EXTRACTED ENTRIES |

## Begin

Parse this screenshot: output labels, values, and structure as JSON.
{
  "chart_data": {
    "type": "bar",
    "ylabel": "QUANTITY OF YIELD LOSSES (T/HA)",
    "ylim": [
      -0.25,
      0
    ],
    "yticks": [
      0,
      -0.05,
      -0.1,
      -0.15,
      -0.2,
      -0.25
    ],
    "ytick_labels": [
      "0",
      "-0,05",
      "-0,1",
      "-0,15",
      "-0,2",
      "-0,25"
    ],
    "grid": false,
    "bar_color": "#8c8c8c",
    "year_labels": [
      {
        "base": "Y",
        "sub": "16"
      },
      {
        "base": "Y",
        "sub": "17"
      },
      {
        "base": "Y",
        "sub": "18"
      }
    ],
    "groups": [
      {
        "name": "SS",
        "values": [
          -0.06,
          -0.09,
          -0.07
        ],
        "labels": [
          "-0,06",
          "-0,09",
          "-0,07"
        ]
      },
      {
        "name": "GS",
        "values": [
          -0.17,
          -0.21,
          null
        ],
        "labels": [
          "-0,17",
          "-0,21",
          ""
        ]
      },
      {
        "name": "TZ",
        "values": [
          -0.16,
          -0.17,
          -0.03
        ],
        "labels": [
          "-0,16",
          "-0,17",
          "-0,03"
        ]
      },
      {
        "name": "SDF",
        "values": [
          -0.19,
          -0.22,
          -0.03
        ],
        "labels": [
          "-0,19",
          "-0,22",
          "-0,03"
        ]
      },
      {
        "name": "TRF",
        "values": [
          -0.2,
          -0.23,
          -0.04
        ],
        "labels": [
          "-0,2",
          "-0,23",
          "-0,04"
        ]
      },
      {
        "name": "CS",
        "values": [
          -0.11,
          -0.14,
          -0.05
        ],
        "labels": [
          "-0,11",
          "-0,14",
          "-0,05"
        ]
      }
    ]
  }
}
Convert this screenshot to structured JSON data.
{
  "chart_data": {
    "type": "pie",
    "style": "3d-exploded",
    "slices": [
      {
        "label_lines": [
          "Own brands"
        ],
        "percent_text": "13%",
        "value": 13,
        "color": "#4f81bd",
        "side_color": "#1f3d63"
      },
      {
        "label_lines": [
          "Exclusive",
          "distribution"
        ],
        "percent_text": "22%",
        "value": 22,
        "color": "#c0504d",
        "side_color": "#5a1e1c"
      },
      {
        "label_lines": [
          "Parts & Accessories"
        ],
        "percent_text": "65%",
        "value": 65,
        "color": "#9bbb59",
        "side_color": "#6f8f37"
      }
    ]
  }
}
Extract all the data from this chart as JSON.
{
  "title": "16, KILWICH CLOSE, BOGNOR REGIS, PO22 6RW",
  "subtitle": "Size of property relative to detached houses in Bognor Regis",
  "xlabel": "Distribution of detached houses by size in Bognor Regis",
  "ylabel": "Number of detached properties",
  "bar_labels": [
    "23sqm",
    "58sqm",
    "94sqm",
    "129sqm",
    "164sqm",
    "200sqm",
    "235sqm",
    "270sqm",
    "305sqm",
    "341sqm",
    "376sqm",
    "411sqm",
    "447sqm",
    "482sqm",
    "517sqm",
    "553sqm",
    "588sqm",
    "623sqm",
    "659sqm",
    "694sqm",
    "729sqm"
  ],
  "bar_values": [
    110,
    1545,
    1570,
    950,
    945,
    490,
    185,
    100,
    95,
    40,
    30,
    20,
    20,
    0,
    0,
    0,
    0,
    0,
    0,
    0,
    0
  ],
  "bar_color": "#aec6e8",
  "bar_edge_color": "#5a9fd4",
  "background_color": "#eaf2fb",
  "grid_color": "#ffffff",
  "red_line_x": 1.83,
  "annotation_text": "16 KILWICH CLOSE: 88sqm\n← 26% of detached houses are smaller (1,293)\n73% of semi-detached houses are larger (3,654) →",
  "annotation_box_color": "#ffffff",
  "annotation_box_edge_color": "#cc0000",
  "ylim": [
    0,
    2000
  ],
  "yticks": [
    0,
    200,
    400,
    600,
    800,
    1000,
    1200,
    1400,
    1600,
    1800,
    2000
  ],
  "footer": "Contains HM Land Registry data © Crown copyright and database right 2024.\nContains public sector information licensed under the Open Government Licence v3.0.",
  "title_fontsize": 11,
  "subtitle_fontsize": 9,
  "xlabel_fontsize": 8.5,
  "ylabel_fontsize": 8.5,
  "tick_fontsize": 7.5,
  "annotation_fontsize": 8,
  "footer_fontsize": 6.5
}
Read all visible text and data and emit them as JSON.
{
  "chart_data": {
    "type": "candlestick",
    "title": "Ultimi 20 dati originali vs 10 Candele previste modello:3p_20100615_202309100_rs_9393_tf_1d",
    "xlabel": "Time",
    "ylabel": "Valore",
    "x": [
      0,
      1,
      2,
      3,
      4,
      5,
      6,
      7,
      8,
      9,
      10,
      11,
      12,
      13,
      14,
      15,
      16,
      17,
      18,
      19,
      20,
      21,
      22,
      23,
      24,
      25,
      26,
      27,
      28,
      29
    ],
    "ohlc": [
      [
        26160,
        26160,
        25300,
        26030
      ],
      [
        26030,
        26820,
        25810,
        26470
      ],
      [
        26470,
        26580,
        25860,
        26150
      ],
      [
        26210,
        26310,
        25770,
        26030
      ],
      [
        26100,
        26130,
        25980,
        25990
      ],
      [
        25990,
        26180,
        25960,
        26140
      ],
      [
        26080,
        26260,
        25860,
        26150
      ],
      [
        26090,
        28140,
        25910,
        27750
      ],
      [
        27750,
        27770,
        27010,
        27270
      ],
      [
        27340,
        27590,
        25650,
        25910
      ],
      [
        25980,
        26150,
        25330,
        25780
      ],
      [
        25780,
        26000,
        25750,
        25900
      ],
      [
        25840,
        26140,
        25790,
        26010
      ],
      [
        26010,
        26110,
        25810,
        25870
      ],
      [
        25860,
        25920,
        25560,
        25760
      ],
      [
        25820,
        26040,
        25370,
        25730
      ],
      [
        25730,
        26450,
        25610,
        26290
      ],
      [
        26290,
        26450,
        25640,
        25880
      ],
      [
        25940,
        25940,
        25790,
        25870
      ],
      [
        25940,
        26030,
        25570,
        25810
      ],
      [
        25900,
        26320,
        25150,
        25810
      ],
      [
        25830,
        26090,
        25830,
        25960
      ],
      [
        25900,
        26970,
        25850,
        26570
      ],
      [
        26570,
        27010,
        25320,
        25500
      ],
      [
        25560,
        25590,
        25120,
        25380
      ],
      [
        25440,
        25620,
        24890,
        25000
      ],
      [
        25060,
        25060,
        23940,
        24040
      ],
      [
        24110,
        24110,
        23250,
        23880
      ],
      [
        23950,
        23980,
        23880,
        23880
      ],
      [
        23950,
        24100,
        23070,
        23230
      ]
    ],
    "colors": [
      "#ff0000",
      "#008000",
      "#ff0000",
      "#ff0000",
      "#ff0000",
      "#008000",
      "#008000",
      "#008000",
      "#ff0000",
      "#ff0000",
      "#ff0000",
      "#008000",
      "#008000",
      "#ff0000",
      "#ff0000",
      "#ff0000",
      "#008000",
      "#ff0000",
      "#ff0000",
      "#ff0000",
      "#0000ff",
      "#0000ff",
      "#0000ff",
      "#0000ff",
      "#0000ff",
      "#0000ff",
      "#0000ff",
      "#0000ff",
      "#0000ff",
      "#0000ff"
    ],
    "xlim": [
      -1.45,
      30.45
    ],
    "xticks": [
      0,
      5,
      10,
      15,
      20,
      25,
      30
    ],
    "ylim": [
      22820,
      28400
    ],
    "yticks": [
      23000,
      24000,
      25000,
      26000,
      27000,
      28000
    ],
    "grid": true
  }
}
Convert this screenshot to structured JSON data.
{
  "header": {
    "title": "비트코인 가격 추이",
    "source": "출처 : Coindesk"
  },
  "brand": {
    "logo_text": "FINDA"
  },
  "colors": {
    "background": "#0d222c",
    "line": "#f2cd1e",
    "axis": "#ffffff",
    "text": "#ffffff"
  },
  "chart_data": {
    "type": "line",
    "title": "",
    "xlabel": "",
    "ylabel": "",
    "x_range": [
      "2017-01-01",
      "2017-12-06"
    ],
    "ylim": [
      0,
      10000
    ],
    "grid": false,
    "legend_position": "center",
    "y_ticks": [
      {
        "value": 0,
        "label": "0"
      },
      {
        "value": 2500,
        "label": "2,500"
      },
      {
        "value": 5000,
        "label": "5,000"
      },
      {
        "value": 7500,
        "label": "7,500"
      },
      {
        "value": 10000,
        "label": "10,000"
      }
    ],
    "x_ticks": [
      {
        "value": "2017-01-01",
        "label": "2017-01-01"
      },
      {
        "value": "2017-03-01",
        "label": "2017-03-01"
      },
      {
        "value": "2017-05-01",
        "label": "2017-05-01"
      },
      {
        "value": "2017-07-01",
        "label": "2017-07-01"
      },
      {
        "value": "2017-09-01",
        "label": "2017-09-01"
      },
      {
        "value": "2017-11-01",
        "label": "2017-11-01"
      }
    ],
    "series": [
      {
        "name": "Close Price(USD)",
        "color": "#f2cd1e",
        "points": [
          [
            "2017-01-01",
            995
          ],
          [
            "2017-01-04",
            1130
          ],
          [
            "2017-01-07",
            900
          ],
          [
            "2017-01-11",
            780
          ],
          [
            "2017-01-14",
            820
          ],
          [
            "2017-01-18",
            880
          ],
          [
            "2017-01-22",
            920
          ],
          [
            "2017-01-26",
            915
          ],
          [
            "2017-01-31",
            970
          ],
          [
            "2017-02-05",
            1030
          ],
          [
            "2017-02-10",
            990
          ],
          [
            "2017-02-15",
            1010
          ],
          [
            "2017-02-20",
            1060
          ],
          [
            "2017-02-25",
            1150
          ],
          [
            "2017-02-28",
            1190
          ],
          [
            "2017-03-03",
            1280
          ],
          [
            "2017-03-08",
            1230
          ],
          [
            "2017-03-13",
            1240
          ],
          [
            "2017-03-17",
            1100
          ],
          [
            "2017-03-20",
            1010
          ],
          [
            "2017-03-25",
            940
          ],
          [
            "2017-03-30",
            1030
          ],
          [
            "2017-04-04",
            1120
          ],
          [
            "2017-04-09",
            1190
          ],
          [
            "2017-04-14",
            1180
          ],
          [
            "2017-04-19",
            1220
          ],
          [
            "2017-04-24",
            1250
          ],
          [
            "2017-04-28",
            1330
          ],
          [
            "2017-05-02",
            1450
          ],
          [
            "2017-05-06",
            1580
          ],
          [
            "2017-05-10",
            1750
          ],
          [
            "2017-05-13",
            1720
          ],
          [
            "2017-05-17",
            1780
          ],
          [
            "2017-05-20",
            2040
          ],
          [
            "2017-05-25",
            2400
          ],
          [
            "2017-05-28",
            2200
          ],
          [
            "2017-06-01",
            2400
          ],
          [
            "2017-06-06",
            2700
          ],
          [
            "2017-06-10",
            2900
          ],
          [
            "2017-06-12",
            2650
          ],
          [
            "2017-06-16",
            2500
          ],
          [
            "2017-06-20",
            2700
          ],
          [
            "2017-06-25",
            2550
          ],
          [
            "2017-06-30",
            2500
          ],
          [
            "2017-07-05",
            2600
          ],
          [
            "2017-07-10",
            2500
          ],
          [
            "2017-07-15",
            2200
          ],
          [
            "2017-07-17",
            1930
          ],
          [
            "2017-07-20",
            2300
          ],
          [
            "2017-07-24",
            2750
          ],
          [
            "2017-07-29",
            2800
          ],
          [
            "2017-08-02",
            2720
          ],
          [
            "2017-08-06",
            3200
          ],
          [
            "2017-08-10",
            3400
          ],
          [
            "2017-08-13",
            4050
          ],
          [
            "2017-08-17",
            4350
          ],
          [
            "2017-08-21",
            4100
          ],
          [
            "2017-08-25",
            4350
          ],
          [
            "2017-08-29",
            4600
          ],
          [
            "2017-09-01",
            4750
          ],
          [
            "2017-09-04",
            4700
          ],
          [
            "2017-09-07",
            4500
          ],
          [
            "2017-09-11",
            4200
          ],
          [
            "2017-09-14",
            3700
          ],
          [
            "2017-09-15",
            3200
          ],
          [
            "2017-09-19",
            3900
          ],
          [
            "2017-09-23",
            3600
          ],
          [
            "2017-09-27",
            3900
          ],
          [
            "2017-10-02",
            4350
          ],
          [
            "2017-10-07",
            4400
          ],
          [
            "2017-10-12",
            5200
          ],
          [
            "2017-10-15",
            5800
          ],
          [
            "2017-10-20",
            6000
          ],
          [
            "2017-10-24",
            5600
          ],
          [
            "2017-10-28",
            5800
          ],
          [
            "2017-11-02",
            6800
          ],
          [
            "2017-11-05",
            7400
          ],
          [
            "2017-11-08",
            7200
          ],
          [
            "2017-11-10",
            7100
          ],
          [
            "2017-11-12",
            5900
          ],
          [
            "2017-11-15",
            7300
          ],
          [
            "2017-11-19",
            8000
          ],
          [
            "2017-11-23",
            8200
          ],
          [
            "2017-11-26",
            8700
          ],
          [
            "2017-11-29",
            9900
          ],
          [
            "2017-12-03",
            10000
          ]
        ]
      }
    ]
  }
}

## End

EXERCISE TASK |
Extract all lines from the data in which "this" is found.

TASK RESULT |
Parse this screenshot: output labels, values, and structure as JSON.
Convert this screenshot to structured JSON data.
Extract all the data from this chart as JSON.
Convert this screenshot to structured JSON data.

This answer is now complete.